Annual vincas come in many colors. (Image: Jupiterimages/Photos.com/Getty Images)

Two plants are known by the common name vinca. The name is just about the only thing the plants have in common: One is a perennial ground cover for shade and the other is a mounding annual for sun. Despite the confusing name, it's not hard to tell the two plants apart.

Annual Vinca

Annual vincas (Catharanthus roseus) are heat-loving, annual bedding plants for full sun. There are many different types or "series" of vinca available, in heights from 6 to 18 inches. Most annual vincas are white or shades of pink or lilac; there are no true blue or yellow varieties available.

Annual Vinca Culture

Grow annual vincas in full sun or very light shade, as they will not flower well without at least six hours of direct sunlight. Space the plants 8 to 10 inches apart and feed them lightly when you first install them. They'll need supplemental watering for the first two or three weeks, but once established, vincas are drought-tolerant and need watering only during extended dry spells. The plants are self-cleaning and don't need deadheading. Annual vincas are sensitive to cold and will be ruined by even a light frost.

Periwinkle

Periwinkle or creeping myrtle (Vinca minor) is a 6-inch, creeping perennial ground cover for partial to full shade. This fine-textured evergreen spreads at a medium rate and is often used under shrubs and trees, as it doesn't climb up into the larger plants like ivy will. Periwinkle has a big flush of blue, purple or white flowers in spring, followed by sporadic flowering throughout the rest of the season. Both white-and-green and yellow-and-green variegated cultivars are available. Vinca minor is hardy to U.S. Department of Agriculture plant zone 4.

# [Given data]
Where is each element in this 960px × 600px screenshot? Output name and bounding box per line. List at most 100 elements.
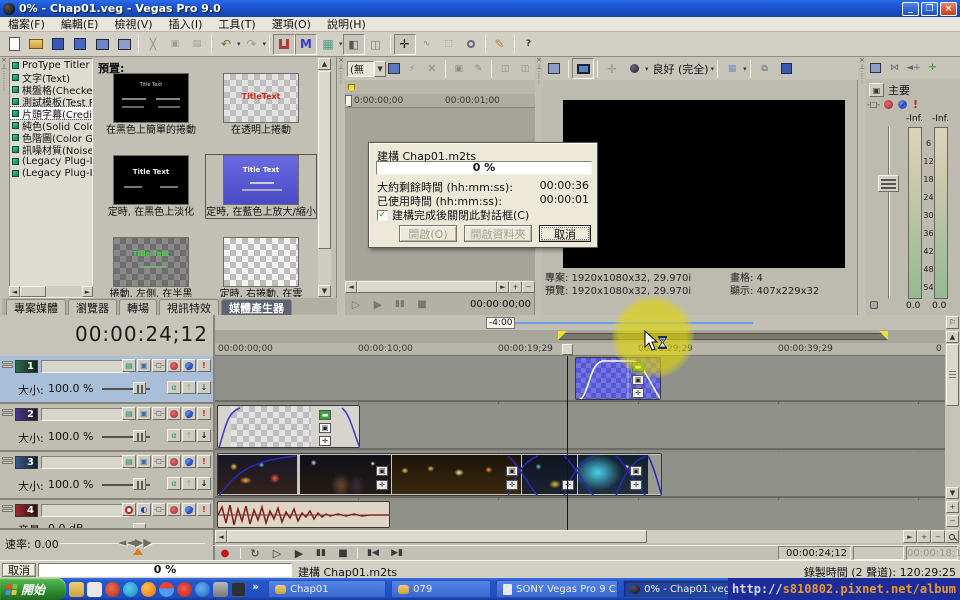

# [Request 1]
According to the vinca text, how many hours of direct sunlight do annual vincas need to flower well?
# [Request 2]
Carry the vinca text forward from its final sentence.

# [Expected output 1]
At least six hours.

# [Expected output 2]
Periwinkle's big cousin (Vinca major) is known as bigleaf or greater periwinkle. It grows up to 12 inches high, with larger leaves and flowers, and while it also spreads, it makes a more mounding or undulating ground cover than V. minor. Bigleaf periwinkle is most commonly seen in the South, as it's hardy only to zone 6, where it may suffer die-back during harsh winters. The variegated forms of bigleaf periwinkle are also sold in individual pots as trailing plants for large, mixed container gardens.

Perennial Vinca Culture

Both "Vinca minor" and "V. major" need the same growing conditions. Plant them in partial to full shade in moist, well-drained soil in areas where they can spread out. They're good choices for under-planting shrubs and trees, as a lawn substitute in shady spots and for controlling erosion on slopes. If they suffer leaf burn during the winter, give them a haircut with your mower set on its highest setting.